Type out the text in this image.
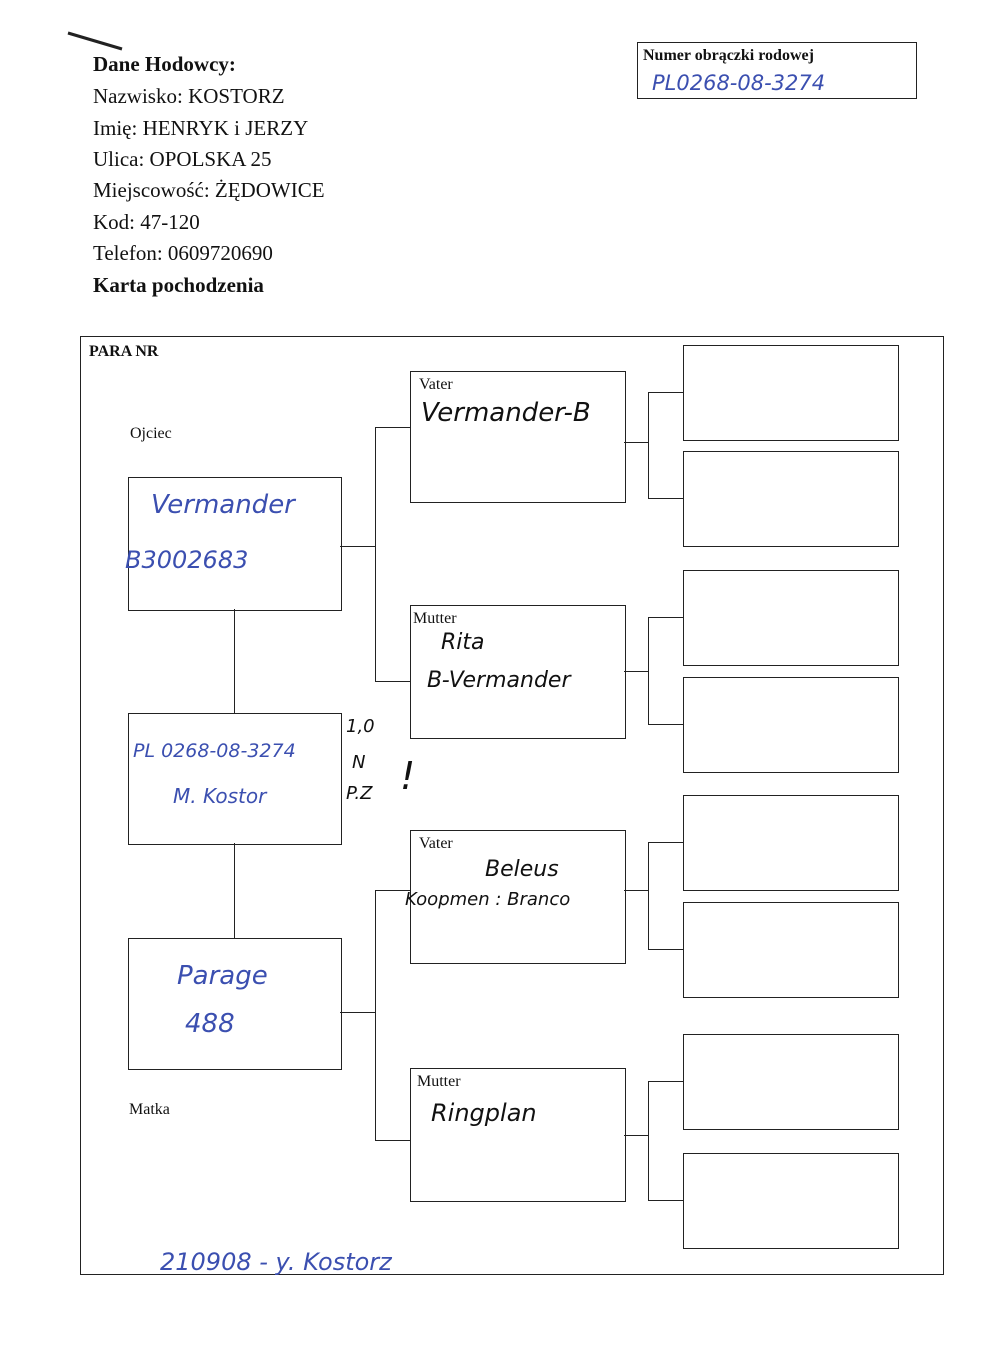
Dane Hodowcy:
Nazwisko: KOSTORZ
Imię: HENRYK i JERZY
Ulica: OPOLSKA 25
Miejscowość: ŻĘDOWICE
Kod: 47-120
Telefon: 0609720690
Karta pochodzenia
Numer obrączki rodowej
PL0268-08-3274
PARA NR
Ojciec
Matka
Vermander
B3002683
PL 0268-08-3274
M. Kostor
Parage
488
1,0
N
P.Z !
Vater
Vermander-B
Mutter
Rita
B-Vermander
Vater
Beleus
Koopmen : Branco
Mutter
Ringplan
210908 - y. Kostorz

+ + + +

» **Directions for this task**
Give back each entry exactly as it appears, with no pictures.

» **The reply**
Type out the text in this image.
Dane Hodowcy:
Nazwisko: KOSTORZ
Imię: HENRYK i JERZY
Ulica: OPOLSKA 25
Miejscowość: ŻĘDOWICE
Kod: 47-120
Telefon: 0609720690
Karta pochodzenia
Numer obrączki rodowej
PL0268-08-3274
PARA NR
Ojciec
Matka
Vermander
B3002683
PL 0268-08-3274
M. Kostor
Parage
488
1,0
N
P.Z !
Vater
Vermander-B
Mutter
Rita
B-Vermander
Vater
Beleus
Koopmen : Branco
Mutter
Ringplan
210908 - y. Kostorz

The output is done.